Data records
⁂

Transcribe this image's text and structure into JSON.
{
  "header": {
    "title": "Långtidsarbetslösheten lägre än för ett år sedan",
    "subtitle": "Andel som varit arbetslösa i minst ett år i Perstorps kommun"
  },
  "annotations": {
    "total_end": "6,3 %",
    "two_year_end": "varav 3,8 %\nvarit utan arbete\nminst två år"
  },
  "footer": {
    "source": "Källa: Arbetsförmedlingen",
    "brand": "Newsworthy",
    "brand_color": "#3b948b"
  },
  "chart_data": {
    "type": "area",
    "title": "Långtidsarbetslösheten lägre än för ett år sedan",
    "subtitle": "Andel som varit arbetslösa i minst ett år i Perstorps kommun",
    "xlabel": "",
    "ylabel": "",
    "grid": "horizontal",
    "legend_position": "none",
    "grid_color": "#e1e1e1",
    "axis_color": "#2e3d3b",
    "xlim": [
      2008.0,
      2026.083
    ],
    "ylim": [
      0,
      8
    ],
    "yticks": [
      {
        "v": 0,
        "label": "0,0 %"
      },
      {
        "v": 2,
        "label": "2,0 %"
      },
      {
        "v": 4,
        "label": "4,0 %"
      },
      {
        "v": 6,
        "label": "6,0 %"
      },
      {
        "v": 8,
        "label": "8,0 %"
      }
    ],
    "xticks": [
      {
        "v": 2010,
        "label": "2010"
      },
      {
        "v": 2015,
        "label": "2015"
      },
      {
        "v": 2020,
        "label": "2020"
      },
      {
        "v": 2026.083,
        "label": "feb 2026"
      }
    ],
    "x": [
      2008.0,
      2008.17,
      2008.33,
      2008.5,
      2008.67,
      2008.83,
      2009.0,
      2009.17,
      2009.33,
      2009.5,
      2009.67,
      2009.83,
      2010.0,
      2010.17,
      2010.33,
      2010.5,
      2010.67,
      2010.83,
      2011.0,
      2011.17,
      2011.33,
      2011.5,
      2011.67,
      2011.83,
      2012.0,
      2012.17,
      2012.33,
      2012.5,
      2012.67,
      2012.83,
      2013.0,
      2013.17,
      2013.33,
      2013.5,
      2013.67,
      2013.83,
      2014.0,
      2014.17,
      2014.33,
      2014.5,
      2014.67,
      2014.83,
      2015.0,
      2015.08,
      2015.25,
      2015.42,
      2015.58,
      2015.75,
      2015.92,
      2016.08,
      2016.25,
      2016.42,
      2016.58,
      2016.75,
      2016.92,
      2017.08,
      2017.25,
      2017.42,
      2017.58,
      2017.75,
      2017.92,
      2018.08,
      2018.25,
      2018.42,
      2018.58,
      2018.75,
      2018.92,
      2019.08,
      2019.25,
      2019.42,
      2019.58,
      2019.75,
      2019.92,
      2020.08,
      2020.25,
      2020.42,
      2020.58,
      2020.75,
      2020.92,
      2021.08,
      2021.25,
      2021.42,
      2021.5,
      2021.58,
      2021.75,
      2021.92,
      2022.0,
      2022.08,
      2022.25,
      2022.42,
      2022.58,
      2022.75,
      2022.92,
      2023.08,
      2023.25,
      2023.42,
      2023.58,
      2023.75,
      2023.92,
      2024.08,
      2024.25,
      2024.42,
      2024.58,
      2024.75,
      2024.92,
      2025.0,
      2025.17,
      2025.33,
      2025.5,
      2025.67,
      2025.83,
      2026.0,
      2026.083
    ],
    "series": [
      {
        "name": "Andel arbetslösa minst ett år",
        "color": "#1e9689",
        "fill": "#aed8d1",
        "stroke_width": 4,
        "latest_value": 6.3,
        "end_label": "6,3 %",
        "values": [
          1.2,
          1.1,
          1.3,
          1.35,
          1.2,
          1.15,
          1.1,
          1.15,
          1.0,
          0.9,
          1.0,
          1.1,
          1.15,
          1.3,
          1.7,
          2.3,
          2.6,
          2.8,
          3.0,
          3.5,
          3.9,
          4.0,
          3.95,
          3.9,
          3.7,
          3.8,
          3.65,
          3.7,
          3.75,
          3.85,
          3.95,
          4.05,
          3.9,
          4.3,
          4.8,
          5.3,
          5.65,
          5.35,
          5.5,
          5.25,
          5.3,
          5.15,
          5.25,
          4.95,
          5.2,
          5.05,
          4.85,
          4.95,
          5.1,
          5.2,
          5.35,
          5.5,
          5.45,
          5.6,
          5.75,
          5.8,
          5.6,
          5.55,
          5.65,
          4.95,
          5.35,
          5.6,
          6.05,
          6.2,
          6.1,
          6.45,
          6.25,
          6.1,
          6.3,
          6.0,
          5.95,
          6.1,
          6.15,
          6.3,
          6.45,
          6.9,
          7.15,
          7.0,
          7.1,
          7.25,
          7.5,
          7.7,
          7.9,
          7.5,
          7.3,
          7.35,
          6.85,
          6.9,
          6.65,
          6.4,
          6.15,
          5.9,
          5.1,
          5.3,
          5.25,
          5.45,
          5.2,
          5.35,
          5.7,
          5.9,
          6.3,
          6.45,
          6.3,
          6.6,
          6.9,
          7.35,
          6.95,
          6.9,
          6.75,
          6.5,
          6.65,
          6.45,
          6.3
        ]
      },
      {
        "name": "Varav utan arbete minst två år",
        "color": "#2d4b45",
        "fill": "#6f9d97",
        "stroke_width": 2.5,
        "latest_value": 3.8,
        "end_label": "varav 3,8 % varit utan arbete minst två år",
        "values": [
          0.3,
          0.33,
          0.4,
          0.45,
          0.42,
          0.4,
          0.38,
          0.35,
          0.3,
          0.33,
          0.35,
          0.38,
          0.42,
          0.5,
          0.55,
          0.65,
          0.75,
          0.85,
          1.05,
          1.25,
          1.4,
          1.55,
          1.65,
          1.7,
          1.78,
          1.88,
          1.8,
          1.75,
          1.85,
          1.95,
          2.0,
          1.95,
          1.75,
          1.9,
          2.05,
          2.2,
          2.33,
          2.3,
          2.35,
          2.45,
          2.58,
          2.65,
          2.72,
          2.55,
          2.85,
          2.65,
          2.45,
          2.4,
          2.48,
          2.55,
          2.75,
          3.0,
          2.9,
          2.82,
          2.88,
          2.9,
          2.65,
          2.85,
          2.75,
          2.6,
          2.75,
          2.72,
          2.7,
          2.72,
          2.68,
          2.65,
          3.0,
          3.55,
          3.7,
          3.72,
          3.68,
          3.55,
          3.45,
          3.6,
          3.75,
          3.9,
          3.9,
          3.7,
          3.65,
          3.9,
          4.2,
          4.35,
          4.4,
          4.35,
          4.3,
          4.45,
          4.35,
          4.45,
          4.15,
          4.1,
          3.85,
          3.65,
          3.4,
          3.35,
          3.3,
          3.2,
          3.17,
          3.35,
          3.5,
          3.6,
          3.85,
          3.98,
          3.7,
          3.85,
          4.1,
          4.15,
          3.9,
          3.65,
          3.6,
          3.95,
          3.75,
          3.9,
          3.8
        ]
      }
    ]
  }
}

⁂

* WHAT IS REQUIRED *
Examine the entries and report how many of their lines contain the string "kommun", giving no more than the number.

* THE SOLUTION *
2